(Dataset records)
>>>>>
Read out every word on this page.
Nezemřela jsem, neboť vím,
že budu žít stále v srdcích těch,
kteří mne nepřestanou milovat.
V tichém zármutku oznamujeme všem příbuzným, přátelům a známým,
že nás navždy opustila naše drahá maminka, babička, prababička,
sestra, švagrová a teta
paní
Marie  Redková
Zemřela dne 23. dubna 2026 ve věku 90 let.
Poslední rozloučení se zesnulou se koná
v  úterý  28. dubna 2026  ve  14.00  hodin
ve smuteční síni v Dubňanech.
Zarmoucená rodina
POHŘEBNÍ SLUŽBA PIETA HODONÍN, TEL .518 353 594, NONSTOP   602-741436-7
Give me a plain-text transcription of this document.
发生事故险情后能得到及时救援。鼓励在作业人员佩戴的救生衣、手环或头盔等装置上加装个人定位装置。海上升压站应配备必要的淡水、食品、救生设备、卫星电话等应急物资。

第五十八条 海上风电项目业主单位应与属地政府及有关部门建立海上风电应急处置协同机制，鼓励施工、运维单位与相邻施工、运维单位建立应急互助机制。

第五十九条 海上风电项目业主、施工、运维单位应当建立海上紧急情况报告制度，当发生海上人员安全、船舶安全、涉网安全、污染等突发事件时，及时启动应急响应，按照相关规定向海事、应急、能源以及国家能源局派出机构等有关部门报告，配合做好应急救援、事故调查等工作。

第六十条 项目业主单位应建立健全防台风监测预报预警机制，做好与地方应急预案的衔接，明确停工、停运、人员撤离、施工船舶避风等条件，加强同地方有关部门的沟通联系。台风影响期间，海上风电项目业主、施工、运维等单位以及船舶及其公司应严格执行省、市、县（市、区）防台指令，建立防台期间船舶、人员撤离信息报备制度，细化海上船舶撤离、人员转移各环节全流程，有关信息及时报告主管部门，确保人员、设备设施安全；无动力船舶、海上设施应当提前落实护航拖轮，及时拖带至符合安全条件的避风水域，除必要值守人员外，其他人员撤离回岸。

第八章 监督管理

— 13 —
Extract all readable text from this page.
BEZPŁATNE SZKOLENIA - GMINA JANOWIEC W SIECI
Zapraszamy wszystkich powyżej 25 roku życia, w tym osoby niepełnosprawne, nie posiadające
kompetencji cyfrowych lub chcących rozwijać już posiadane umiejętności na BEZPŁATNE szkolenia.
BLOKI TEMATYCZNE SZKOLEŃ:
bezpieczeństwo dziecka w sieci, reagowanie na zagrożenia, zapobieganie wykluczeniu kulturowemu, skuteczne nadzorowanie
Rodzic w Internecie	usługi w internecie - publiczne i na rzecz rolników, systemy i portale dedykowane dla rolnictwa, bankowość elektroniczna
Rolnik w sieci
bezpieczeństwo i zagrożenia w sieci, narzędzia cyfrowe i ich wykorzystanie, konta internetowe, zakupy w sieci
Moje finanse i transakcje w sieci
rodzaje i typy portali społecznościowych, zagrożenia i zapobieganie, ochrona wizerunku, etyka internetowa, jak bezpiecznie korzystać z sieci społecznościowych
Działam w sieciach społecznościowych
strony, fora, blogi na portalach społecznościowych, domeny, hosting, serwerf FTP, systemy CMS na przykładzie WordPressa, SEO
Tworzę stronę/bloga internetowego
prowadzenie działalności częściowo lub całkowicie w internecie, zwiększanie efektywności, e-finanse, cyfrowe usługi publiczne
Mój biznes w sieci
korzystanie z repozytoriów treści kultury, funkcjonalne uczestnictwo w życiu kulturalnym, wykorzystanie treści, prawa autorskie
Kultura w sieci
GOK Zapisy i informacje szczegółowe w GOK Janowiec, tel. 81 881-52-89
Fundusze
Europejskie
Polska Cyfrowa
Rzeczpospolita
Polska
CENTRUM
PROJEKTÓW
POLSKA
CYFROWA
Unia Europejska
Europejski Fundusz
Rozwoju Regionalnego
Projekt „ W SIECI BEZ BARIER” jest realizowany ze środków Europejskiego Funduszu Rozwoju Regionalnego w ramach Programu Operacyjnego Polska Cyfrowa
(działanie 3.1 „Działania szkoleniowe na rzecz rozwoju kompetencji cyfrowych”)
<<<<<
== WORK INSTRUCTIONS ==
Provide an exact reproduction of all the entries shown above.

== REPLY TO THE TASK ==
Read out every word on this page.
Nezemřela jsem, neboť vím,
že budu žít stále v srdcích těch,
kteří mne nepřestanou milovat.
V tichém zármutku oznamujeme všem příbuzným, přátelům a známým,
že nás navždy opustila naše drahá maminka, babička, prababička,
sestra, švagrová a teta
paní
Marie  Redková
Zemřela dne 23. dubna 2026 ve věku 90 let.
Poslední rozloučení se zesnulou se koná
v  úterý  28. dubna 2026  ve  14.00  hodin
ve smuteční síni v Dubňanech.
Zarmoucená rodina
POHŘEBNÍ SLUŽBA PIETA HODONÍN, TEL .518 353 594, NONSTOP   602-741436-7
Give me a plain-text transcription of this document.
发生事故险情后能得到及时救援。鼓励在作业人员佩戴的救生衣、手环或头盔等装置上加装个人定位装置。海上升压站应配备必要的淡水、食品、救生设备、卫星电话等应急物资。

第五十八条 海上风电项目业主单位应与属地政府及有关部门建立海上风电应急处置协同机制，鼓励施工、运维单位与相邻施工、运维单位建立应急互助机制。

第五十九条 海上风电项目业主、施工、运维单位应当建立海上紧急情况报告制度，当发生海上人员安全、船舶安全、涉网安全、污染等突发事件时，及时启动应急响应，按照相关规定向海事、应急、能源以及国家能源局派出机构等有关部门报告，配合做好应急救援、事故调查等工作。

第六十条 项目业主单位应建立健全防台风监测预报预警机制，做好与地方应急预案的衔接，明确停工、停运、人员撤离、施工船舶避风等条件，加强同地方有关部门的沟通联系。台风影响期间，海上风电项目业主、施工、运维等单位以及船舶及其公司应严格执行省、市、县（市、区）防台指令，建立防台期间船舶、人员撤离信息报备制度，细化海上船舶撤离、人员转移各环节全流程，有关信息及时报告主管部门，确保人员、设备设施安全；无动力船舶、海上设施应当提前落实护航拖轮，及时拖带至符合安全条件的避风水域，除必要值守人员外，其他人员撤离回岸。

第八章 监督管理

— 13 —
Extract all readable text from this page.
BEZPŁATNE SZKOLENIA - GMINA JANOWIEC W SIECI
Zapraszamy wszystkich powyżej 25 roku życia, w tym osoby niepełnosprawne, nie posiadające
kompetencji cyfrowych lub chcących rozwijać już posiadane umiejętności na BEZPŁATNE szkolenia.
BLOKI TEMATYCZNE SZKOLEŃ:
bezpieczeństwo dziecka w sieci, reagowanie na zagrożenia, zapobieganie wykluczeniu kulturowemu, skuteczne nadzorowanie
Rodzic w Internecie	usługi w internecie - publiczne i na rzecz rolników, systemy i portale dedykowane dla rolnictwa, bankowość elektroniczna
Rolnik w sieci
bezpieczeństwo i zagrożenia w sieci, narzędzia cyfrowe i ich wykorzystanie, konta internetowe, zakupy w sieci
Moje finanse i transakcje w sieci
rodzaje i typy portali społecznościowych, zagrożenia i zapobieganie, ochrona wizerunku, etyka internetowa, jak bezpiecznie korzystać z sieci społecznościowych
Działam w sieciach społecznościowych
strony, fora, blogi na portalach społecznościowych, domeny, hosting, serwerf FTP, systemy CMS na przykładzie WordPressa, SEO
Tworzę stronę/bloga internetowego
prowadzenie działalności częściowo lub całkowicie w internecie, zwiększanie efektywności, e-finanse, cyfrowe usługi publiczne
Mój biznes w sieci
korzystanie z repozytoriów treści kultury, funkcjonalne uczestnictwo w życiu kulturalnym, wykorzystanie treści, prawa autorskie
Kultura w sieci
GOK Zapisy i informacje szczegółowe w GOK Janowiec, tel. 81 881-52-89
Fundusze
Europejskie
Polska Cyfrowa
Rzeczpospolita
Polska
CENTRUM
PROJEKTÓW
POLSKA
CYFROWA
Unia Europejska
Europejski Fundusz
Rozwoju Regionalnego
Projekt „ W SIECI BEZ BARIER” jest realizowany ze środków Europejskiego Funduszu Rozwoju Regionalnego w ramach Programu Operacyjnego Polska Cyfrowa
(działanie 3.1 „Działania szkoleniowe na rzecz rozwoju kompetencji cyfrowych”)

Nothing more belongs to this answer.